■ **PROBLEM REQUIREMENTS**:
From the listing below, copy every line with the word "grid".

-------- PROVIDED INFORMATION

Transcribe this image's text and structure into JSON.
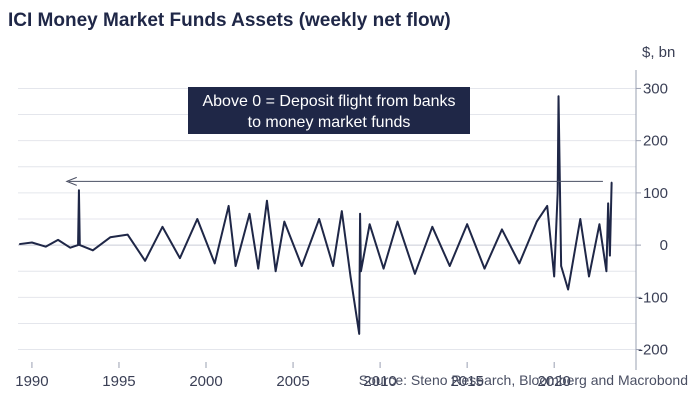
{
  "chart_data": {
    "type": "line",
    "title": "ICI Money Market Funds Assets (weekly net flow)",
    "y_unit_label": "$, bn",
    "ylim": [
      -220,
      320
    ],
    "xlim": [
      1989.2,
      2024.7
    ],
    "y_ticks": [
      300,
      200,
      100,
      0,
      -100,
      -200
    ],
    "y_tick_labels": [
      "300",
      "200",
      "100",
      "0",
      "-100",
      "-200"
    ],
    "x_ticks": [
      1990,
      1995,
      2000,
      2005,
      2010,
      2015,
      2020
    ],
    "x_tick_labels": [
      "1990",
      "1995",
      "2000",
      "2005",
      "2010",
      "2015",
      "2020"
    ],
    "grid": true,
    "annotation": {
      "lines": [
        "Above 0 = Deposit flight from banks",
        "to money market funds"
      ],
      "arrow_y_value": 122,
      "arrow_from_x": 2022.8,
      "arrow_to_x": 1992.0
    },
    "source": "Source: Steno Research, Bloomberg and Macrobond",
    "series": [
      {
        "color": "#1f2747",
        "x": [
          1989.3,
          1990.0,
          1990.8,
          1991.5,
          1992.2,
          1992.65,
          1992.7,
          1992.75,
          1993.5,
          1994.5,
          1995.5,
          1996.5,
          1997.5,
          1998.5,
          1999.5,
          2000.5,
          2001.3,
          2001.7,
          2002.5,
          2003.0,
          2003.5,
          2004.0,
          2004.5,
          2005.5,
          2006.5,
          2007.3,
          2007.8,
          2008.3,
          2008.8,
          2008.85,
          2008.9,
          2009.4,
          2010.2,
          2011.0,
          2012.0,
          2013.0,
          2014.0,
          2015.0,
          2016.0,
          2017.0,
          2018.0,
          2019.0,
          2019.6,
          2020.0,
          2020.2,
          2020.25,
          2020.4,
          2020.8,
          2021.5,
          2022.0,
          2022.6,
          2023.0,
          2023.1,
          2023.2,
          2023.3
        ],
        "values": [
          2,
          5,
          -3,
          10,
          -5,
          0,
          105,
          0,
          -10,
          15,
          20,
          -30,
          35,
          -25,
          50,
          -35,
          75,
          -40,
          60,
          -45,
          85,
          -50,
          45,
          -40,
          50,
          -40,
          65,
          -60,
          -170,
          60,
          -50,
          40,
          -45,
          45,
          -55,
          35,
          -40,
          40,
          -45,
          30,
          -35,
          45,
          75,
          -60,
          100,
          285,
          -40,
          -85,
          50,
          -60,
          40,
          -50,
          80,
          -20,
          120
        ]
      }
    ]
  }
}
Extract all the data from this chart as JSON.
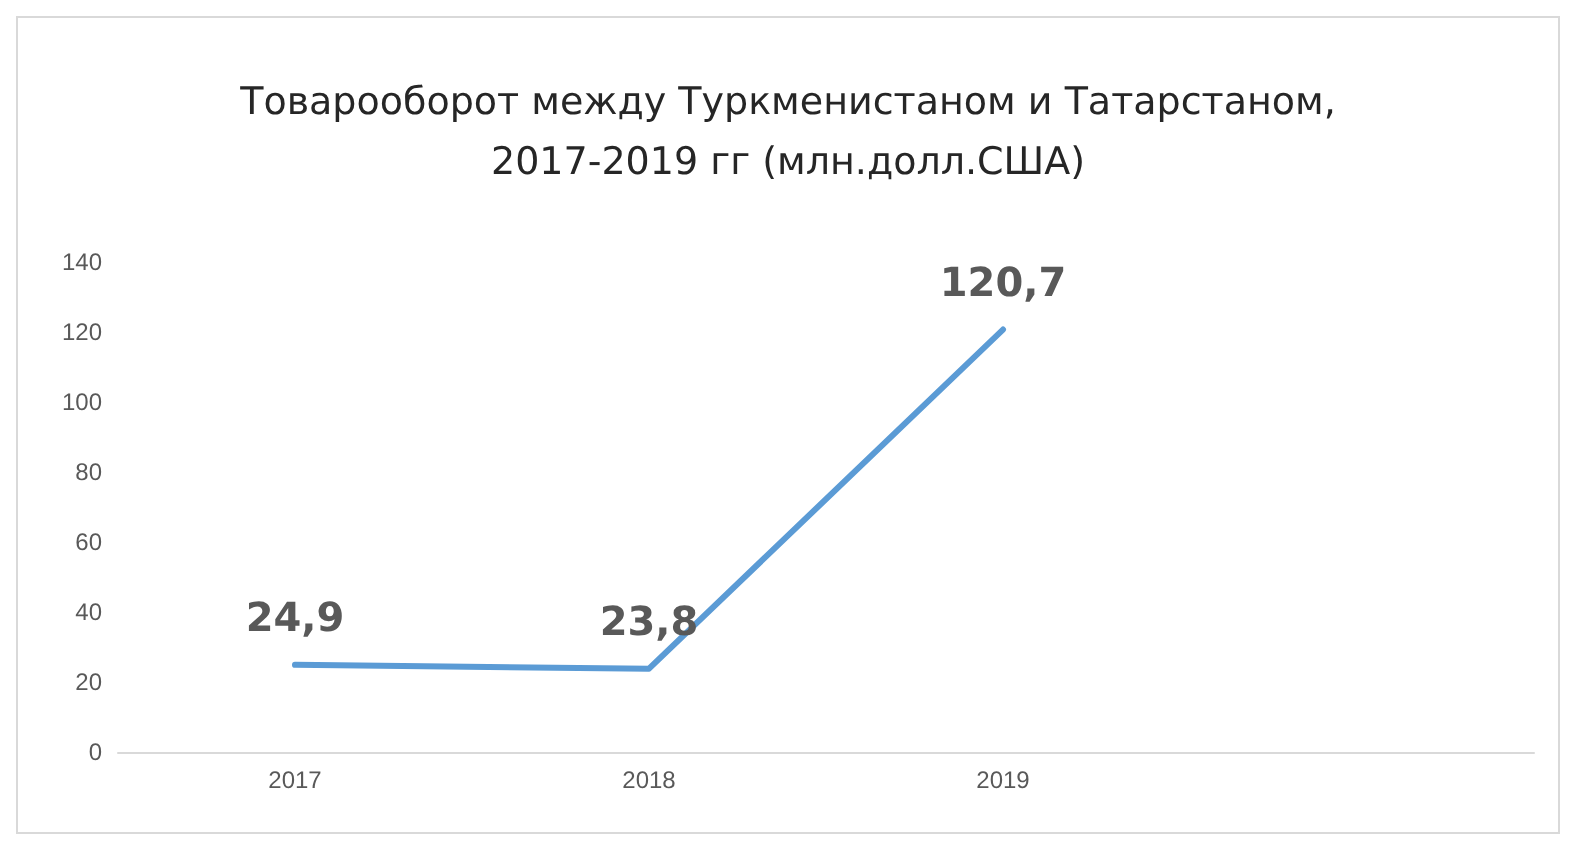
{
  "chart_data": {
    "type": "line",
    "title": "Товарооборот между Туркменистаном и Татарстаном,\n2017-2019 гг (млн.долл.США)",
    "categories": [
      "2017",
      "2018",
      "2019",
      null
    ],
    "series": [
      {
        "color": "#5b9bd5",
        "values": [
          24.9,
          23.8,
          120.7,
          null
        ],
        "value_labels": [
          "24,9",
          "23,8",
          "120,7",
          null
        ]
      }
    ],
    "ylim": [
      0,
      140
    ],
    "yticks": [
      0,
      20,
      40,
      60,
      80,
      100,
      120,
      140
    ],
    "marker": "none"
  }
}
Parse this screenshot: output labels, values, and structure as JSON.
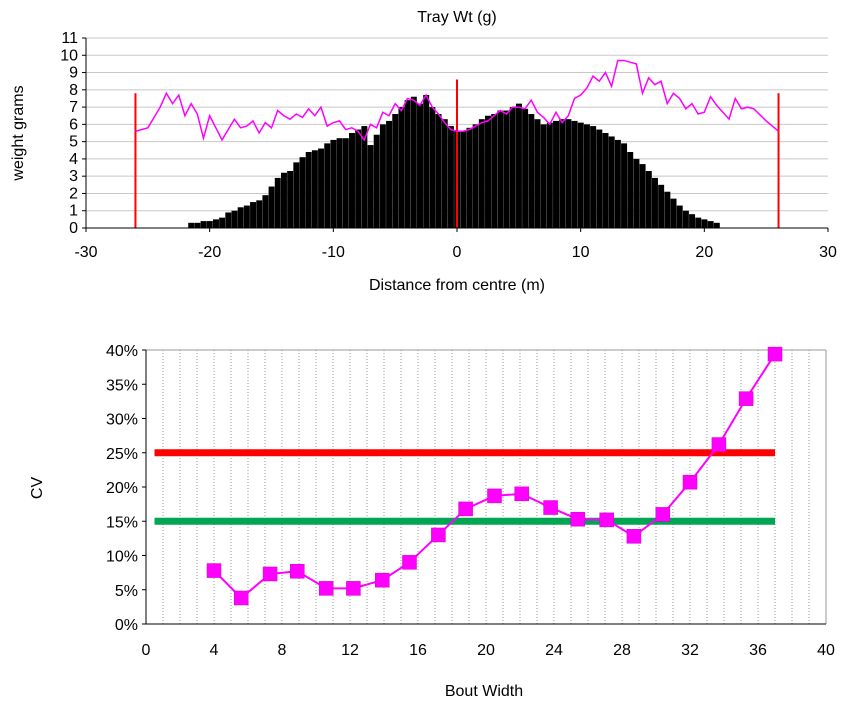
{
  "chart_data": [
    {
      "type": "bar",
      "title": "Tray Wt (g)",
      "xlabel": "Distance from centre (m)",
      "ylabel": "weight grams",
      "xlim": [
        -30,
        30
      ],
      "ylim": [
        0,
        11
      ],
      "x_ticks": [
        "-30",
        "-20",
        "-10",
        "0",
        "10",
        "20",
        "30"
      ],
      "y_ticks": [
        "0",
        "1",
        "2",
        "3",
        "4",
        "5",
        "6",
        "7",
        "8",
        "9",
        "10",
        "11"
      ],
      "grid": "horizontal",
      "bar_width": 0.5,
      "bar_color": "#000000",
      "bars": {
        "x": [
          -21.5,
          -21,
          -20.5,
          -20,
          -19.5,
          -19,
          -18.5,
          -18,
          -17.5,
          -17,
          -16.5,
          -16,
          -15.5,
          -15,
          -14.5,
          -14,
          -13.5,
          -13,
          -12.5,
          -12,
          -11.5,
          -11,
          -10.5,
          -10,
          -9.5,
          -9,
          -8.5,
          -8,
          -7.5,
          -7,
          -6.5,
          -6,
          -5.5,
          -5,
          -4.5,
          -4,
          -3.5,
          -3,
          -2.5,
          -2,
          -1.5,
          -1,
          -0.5,
          0,
          0.5,
          1,
          1.5,
          2,
          2.5,
          3,
          3.5,
          4,
          4.5,
          5,
          5.5,
          6,
          6.5,
          7,
          7.5,
          8,
          8.5,
          9,
          9.5,
          10,
          10.5,
          11,
          11.5,
          12,
          12.5,
          13,
          13.5,
          14,
          14.5,
          15,
          15.5,
          16,
          16.5,
          17,
          17.5,
          18,
          18.5,
          19,
          19.5,
          20,
          20.5,
          21
        ],
        "values": [
          0.3,
          0.3,
          0.4,
          0.4,
          0.5,
          0.6,
          0.9,
          1.0,
          1.2,
          1.3,
          1.5,
          1.6,
          1.9,
          2.4,
          2.9,
          3.2,
          3.3,
          3.8,
          4.1,
          4.4,
          4.5,
          4.6,
          4.9,
          5.1,
          5.2,
          5.2,
          5.5,
          5.7,
          5.9,
          4.8,
          5.4,
          6.0,
          6.2,
          6.6,
          7.0,
          7.4,
          7.6,
          7.2,
          7.7,
          7.0,
          6.6,
          6.3,
          5.9,
          5.6,
          5.6,
          5.8,
          6.0,
          6.3,
          6.5,
          6.6,
          6.8,
          6.8,
          7.0,
          7.2,
          6.9,
          6.6,
          6.3,
          6.0,
          6.1,
          6.2,
          6.3,
          6.3,
          6.2,
          6.1,
          6.0,
          5.9,
          5.7,
          5.5,
          5.3,
          5.1,
          4.9,
          4.4,
          4.0,
          3.7,
          3.3,
          2.9,
          2.5,
          2.1,
          1.7,
          1.3,
          1.0,
          0.8,
          0.6,
          0.5,
          0.4,
          0.3
        ]
      },
      "overlay_line": {
        "color": "#ff00ff",
        "x": [
          -26,
          -25,
          -24.5,
          -24,
          -23.5,
          -23,
          -22.5,
          -22,
          -21.5,
          -21,
          -20.5,
          -20,
          -19.5,
          -19,
          -18.5,
          -18,
          -17.5,
          -17,
          -16.5,
          -16,
          -15.5,
          -15,
          -14.5,
          -14,
          -13.5,
          -13,
          -12.5,
          -12,
          -11.5,
          -11,
          -10.5,
          -10,
          -9.5,
          -9,
          -8.5,
          -8,
          -7.5,
          -7,
          -6.5,
          -6,
          -5.5,
          -5,
          -4.5,
          -4,
          -3.5,
          -3,
          -2.5,
          -2,
          -1.5,
          -1,
          -0.5,
          0,
          0.5,
          1,
          1.5,
          2,
          2.5,
          3,
          3.5,
          4,
          4.5,
          5,
          5.5,
          6,
          6.5,
          7,
          7.5,
          8,
          8.5,
          9,
          9.5,
          10,
          10.5,
          11,
          11.5,
          12,
          12.5,
          13,
          13.5,
          14,
          14.5,
          15,
          15.5,
          16,
          16.5,
          17,
          17.5,
          18,
          18.5,
          19,
          19.5,
          20,
          20.5,
          21,
          21.5,
          22,
          22.5,
          23,
          23.5,
          24,
          25,
          26
        ],
        "y": [
          5.6,
          5.8,
          6.4,
          7.0,
          7.8,
          7.2,
          7.7,
          6.5,
          7.2,
          6.6,
          5.2,
          6.5,
          5.8,
          5.1,
          5.7,
          6.3,
          5.8,
          5.9,
          6.2,
          5.5,
          6.1,
          5.8,
          6.8,
          6.5,
          6.3,
          6.6,
          6.4,
          6.9,
          6.5,
          7.0,
          5.9,
          6.1,
          6.2,
          5.7,
          5.8,
          5.6,
          5.1,
          6.0,
          5.8,
          6.7,
          6.5,
          7.2,
          6.8,
          7.5,
          7.4,
          7.1,
          7.7,
          7.0,
          6.6,
          6.1,
          5.7,
          5.6,
          5.6,
          5.7,
          5.9,
          6.1,
          6.2,
          6.5,
          6.8,
          6.6,
          7.0,
          7.0,
          6.9,
          7.4,
          6.7,
          6.4,
          6.0,
          6.7,
          6.1,
          6.5,
          7.5,
          7.7,
          8.1,
          8.8,
          8.5,
          9.0,
          8.2,
          9.7,
          9.7,
          9.6,
          9.5,
          7.8,
          8.7,
          8.3,
          8.5,
          7.2,
          7.8,
          7.5,
          6.9,
          7.2,
          6.6,
          6.7,
          7.6,
          7.1,
          6.7,
          6.3,
          7.5,
          6.9,
          7.0,
          6.9,
          6.2,
          5.6
        ]
      },
      "vertical_markers": {
        "color": "#ff0000",
        "x": [
          -26,
          0,
          26
        ],
        "heights": [
          7.8,
          8.6,
          7.8
        ]
      }
    },
    {
      "type": "line",
      "title": "",
      "xlabel": "Bout Width",
      "ylabel": "CV",
      "xlim": [
        0,
        40
      ],
      "ylim": [
        0,
        40
      ],
      "x_ticks": [
        "0",
        "4",
        "8",
        "12",
        "16",
        "20",
        "24",
        "28",
        "32",
        "36",
        "40"
      ],
      "y_ticks": [
        "0%",
        "5%",
        "10%",
        "15%",
        "20%",
        "25%",
        "30%",
        "35%",
        "40%"
      ],
      "grid": "vertical dotted",
      "series": [
        {
          "color": "#ff00ff",
          "marker": "square",
          "x": [
            4.0,
            5.6,
            7.3,
            8.9,
            10.6,
            12.2,
            13.9,
            15.5,
            17.2,
            18.8,
            20.5,
            22.1,
            23.8,
            25.4,
            27.1,
            28.7,
            30.4,
            32.0,
            33.7,
            35.3,
            37.0
          ],
          "y": [
            7.8,
            3.8,
            7.3,
            7.7,
            5.2,
            5.2,
            6.4,
            9.0,
            13.0,
            16.8,
            18.7,
            19.0,
            17.0,
            15.3,
            15.2,
            12.8,
            16.0,
            20.7,
            26.2,
            32.9,
            39.4
          ]
        }
      ],
      "reference_lines": [
        {
          "y": 25,
          "color": "#ff0000",
          "x": [
            0.5,
            37
          ]
        },
        {
          "y": 15,
          "color": "#00a651",
          "x": [
            0.5,
            37
          ]
        }
      ]
    }
  ]
}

----------------

■ **THE RESULT**:
    "grid": true,
      "grid": "horizontal",
      "grid": "vertical dotted",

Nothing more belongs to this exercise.